EXERCISE REQUIREMENTS - Give the number of lines in this listing that contain the word "配置文件", and nothing else.

(Extracted data entries)
%%

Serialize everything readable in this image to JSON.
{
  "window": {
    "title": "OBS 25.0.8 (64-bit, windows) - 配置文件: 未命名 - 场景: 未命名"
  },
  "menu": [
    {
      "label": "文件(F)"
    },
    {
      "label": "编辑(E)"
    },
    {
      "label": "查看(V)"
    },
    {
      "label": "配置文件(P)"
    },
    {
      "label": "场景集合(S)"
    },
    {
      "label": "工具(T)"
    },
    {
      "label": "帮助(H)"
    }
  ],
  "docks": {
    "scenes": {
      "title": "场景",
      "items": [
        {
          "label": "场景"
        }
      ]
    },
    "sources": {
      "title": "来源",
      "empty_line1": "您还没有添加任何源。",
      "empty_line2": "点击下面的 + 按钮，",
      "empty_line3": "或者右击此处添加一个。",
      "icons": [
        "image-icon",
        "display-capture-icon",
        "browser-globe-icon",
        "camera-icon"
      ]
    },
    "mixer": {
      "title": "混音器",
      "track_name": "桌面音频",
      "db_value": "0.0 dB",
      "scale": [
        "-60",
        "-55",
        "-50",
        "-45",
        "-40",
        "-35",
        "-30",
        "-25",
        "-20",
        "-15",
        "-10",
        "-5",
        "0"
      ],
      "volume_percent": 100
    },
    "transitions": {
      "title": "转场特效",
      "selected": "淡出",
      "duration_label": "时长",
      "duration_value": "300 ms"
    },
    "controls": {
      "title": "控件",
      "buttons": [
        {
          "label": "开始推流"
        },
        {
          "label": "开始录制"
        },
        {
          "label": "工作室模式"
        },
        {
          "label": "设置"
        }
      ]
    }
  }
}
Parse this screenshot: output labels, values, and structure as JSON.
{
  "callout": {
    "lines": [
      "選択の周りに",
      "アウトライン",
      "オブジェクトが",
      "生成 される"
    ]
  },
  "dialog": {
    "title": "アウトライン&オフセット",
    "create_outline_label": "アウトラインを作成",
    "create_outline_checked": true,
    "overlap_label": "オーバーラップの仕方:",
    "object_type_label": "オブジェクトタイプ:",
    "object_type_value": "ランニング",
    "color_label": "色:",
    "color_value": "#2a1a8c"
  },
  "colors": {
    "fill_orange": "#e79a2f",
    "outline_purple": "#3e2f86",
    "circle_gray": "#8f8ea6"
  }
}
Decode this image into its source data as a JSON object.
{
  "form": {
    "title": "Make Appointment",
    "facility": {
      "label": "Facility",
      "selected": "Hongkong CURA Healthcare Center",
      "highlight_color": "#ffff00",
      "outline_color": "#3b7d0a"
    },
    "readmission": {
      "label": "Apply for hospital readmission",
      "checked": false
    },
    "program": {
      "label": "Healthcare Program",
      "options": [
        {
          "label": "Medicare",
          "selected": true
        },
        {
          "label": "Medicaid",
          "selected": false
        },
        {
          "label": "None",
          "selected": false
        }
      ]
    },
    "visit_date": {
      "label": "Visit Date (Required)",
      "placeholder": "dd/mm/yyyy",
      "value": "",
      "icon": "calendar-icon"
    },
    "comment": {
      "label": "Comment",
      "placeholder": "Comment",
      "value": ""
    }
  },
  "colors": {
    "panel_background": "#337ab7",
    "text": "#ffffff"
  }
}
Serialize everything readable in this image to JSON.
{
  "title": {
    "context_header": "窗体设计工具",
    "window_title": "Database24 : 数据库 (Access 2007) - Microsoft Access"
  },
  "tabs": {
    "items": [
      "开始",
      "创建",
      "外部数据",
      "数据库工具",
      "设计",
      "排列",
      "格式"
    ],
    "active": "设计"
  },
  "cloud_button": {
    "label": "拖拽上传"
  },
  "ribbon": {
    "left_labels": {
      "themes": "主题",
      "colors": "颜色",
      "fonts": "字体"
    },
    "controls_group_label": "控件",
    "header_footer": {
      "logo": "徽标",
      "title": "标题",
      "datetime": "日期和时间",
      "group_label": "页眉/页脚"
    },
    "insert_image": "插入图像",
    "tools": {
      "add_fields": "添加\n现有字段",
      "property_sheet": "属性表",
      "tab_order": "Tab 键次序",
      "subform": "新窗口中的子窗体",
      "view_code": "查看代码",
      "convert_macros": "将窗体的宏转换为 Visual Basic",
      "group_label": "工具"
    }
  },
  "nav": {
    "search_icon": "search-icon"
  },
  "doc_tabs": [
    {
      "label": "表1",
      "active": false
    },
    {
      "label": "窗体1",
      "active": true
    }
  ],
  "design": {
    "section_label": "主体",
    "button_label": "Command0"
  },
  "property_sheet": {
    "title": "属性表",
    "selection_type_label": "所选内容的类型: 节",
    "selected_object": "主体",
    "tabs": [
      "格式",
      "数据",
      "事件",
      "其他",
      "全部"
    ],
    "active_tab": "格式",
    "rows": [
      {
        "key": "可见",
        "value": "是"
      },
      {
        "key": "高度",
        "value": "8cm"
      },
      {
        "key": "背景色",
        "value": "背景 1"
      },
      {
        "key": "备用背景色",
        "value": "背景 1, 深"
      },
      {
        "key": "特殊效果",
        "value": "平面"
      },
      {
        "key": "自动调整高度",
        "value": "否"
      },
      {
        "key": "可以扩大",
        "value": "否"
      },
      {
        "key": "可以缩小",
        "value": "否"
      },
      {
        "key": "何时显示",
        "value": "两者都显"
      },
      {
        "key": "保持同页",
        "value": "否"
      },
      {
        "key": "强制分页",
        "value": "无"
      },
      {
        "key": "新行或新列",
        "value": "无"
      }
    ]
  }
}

%%

RESULT OF THIS TASK - 2